* _Problem details_: Return all lines where the word "valores" can be found.

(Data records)
☆ ☆ ☆ ☆ ☆ ☆ ☆

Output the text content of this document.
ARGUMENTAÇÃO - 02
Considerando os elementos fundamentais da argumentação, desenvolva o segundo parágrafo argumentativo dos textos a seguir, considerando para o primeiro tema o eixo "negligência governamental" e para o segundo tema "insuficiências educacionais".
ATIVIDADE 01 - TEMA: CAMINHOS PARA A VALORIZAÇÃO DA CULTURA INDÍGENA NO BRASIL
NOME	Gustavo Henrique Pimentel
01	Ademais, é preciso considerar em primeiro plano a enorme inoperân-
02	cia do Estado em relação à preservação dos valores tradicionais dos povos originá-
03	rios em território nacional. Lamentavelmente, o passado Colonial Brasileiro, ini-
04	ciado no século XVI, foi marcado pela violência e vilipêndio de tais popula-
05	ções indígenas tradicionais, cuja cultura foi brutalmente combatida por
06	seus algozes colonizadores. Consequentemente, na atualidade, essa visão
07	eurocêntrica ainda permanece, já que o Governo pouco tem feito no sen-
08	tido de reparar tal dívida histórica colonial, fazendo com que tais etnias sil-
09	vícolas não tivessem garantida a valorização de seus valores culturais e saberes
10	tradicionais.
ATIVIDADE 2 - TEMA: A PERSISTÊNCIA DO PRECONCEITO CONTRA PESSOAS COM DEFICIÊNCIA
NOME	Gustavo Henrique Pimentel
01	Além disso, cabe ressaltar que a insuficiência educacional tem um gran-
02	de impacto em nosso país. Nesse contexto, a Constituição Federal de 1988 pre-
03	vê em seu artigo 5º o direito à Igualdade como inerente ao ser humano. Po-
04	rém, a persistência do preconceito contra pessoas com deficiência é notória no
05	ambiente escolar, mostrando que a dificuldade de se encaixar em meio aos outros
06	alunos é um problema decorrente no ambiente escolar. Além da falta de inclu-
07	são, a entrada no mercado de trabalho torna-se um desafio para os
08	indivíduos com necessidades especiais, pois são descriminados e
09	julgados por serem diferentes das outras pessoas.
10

☆ ☆ ☆ ☆ ☆ ☆ ☆

* _Task solution_:
02	cia do Estado em relação à preservação dos valores tradicionais dos povos originá-
09	vícolas não tivessem garantida a valorização de seus valores culturais e saberes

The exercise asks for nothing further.